WRITTEN TASK | Show, in full, each line of the data that contains "coiffeurs".

Collected data
..........
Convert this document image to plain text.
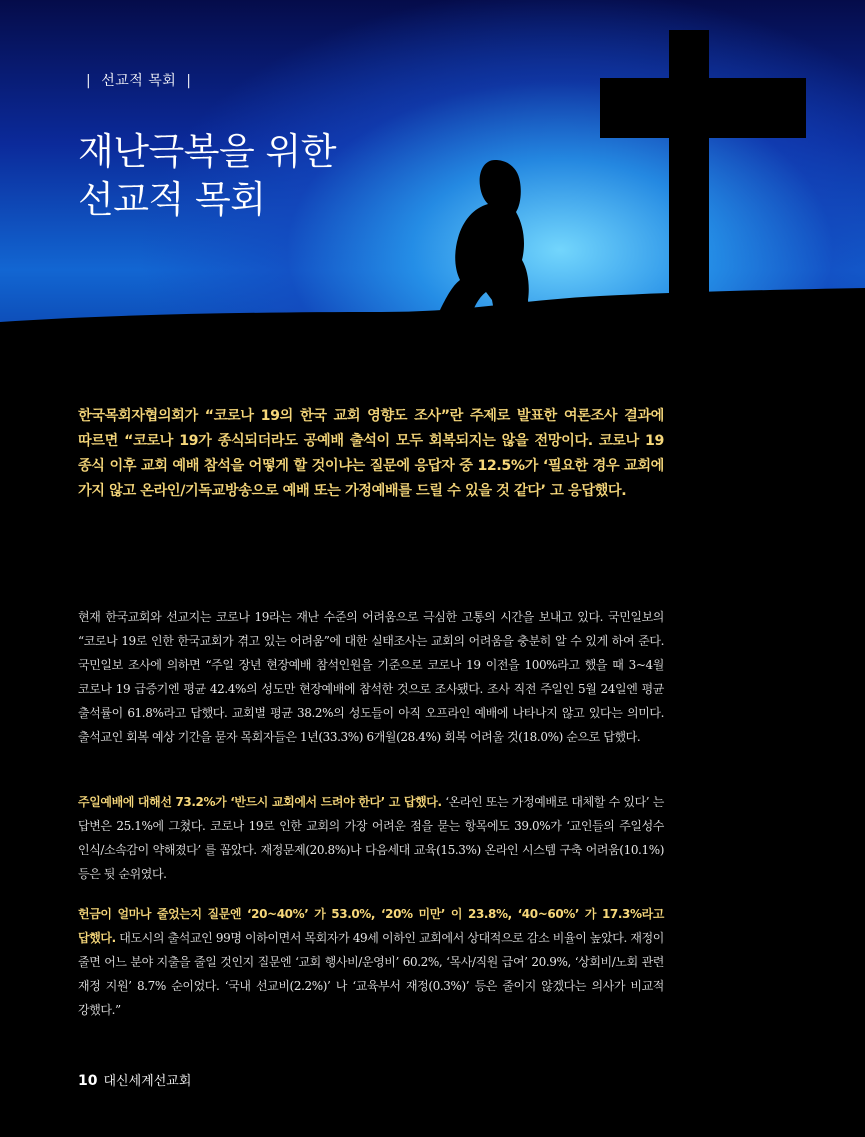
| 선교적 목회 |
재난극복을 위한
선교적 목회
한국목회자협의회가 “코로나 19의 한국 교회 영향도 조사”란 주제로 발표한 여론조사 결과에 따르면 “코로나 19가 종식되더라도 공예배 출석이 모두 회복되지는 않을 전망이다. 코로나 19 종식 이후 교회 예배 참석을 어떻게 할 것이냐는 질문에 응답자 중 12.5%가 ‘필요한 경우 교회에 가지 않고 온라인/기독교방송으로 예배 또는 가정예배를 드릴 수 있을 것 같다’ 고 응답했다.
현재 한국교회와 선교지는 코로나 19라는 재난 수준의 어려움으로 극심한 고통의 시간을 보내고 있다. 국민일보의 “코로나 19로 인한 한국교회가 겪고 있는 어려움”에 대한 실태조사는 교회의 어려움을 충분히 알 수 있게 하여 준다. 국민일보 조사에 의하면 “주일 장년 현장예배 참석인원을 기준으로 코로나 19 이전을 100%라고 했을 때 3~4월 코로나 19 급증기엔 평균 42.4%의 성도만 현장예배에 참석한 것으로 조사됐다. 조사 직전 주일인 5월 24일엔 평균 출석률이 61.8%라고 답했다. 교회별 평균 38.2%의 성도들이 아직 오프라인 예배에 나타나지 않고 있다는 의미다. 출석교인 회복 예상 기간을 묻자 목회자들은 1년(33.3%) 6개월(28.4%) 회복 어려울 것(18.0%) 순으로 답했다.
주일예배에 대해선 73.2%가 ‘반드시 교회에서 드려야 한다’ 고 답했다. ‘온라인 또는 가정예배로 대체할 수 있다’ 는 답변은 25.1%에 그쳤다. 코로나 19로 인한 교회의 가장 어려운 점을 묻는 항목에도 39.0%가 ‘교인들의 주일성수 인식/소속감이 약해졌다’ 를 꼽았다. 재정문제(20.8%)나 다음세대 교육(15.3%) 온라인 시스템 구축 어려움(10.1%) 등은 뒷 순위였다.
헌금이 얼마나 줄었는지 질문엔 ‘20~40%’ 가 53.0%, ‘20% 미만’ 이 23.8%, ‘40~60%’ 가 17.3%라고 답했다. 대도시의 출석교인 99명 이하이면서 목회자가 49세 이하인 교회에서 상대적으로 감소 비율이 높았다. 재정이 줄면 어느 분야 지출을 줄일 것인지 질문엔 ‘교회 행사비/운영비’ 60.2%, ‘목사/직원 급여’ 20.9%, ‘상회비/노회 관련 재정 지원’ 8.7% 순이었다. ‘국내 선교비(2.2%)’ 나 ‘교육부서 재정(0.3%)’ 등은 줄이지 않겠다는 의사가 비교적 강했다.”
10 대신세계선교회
..........
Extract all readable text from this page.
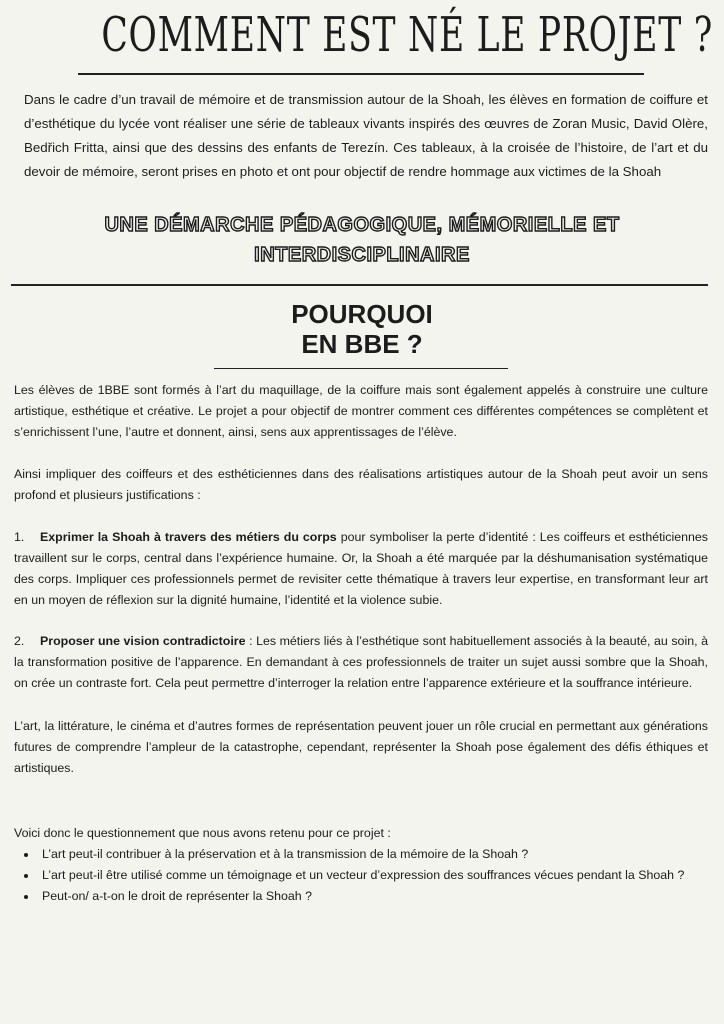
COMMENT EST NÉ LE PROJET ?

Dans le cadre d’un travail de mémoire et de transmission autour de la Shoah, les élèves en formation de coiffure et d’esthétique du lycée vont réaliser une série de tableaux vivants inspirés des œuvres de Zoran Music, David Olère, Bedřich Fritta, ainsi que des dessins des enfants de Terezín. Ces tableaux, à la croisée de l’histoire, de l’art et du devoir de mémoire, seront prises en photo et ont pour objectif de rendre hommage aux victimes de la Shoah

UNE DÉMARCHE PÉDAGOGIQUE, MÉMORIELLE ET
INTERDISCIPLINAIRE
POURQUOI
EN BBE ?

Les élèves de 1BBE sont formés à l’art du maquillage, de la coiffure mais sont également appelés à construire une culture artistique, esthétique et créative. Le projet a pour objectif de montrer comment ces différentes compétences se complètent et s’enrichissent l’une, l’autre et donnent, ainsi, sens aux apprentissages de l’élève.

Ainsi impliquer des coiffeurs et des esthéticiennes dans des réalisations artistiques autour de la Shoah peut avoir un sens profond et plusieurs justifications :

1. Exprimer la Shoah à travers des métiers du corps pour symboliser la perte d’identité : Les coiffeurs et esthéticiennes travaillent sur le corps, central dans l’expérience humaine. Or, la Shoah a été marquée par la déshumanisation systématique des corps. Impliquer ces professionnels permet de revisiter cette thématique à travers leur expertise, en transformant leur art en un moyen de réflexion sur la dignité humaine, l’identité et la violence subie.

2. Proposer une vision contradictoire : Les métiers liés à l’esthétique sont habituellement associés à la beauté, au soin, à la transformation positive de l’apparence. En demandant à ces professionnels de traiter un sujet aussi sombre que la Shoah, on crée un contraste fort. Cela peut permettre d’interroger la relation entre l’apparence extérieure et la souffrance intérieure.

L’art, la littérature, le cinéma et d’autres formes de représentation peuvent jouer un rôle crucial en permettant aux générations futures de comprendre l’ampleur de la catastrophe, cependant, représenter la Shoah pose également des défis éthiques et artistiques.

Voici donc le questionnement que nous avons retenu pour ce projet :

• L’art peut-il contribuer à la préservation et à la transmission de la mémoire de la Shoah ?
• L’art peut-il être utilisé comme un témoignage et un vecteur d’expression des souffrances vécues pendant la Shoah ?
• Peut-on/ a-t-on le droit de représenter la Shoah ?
..........
SOLUTION FOR THIS TASK |
Ainsi impliquer des coiffeurs et des esthéticiennes dans des réalisations artistiques autour de la Shoah peut avoir un sens profond et plusieurs justifications :
1. Exprimer la Shoah à travers des métiers du corps pour symboliser la perte d’identité : Les coiffeurs et esthéticiennes travaillent sur le corps, central dans l’expérience humaine. Or, la Shoah a été marquée par la déshumanisation systématique des corps. Impliquer ces professionnels permet de revisiter cette thématique à travers leur expertise, en transformant leur art en un moyen de réflexion sur la dignité humaine, l’identité et la violence subie.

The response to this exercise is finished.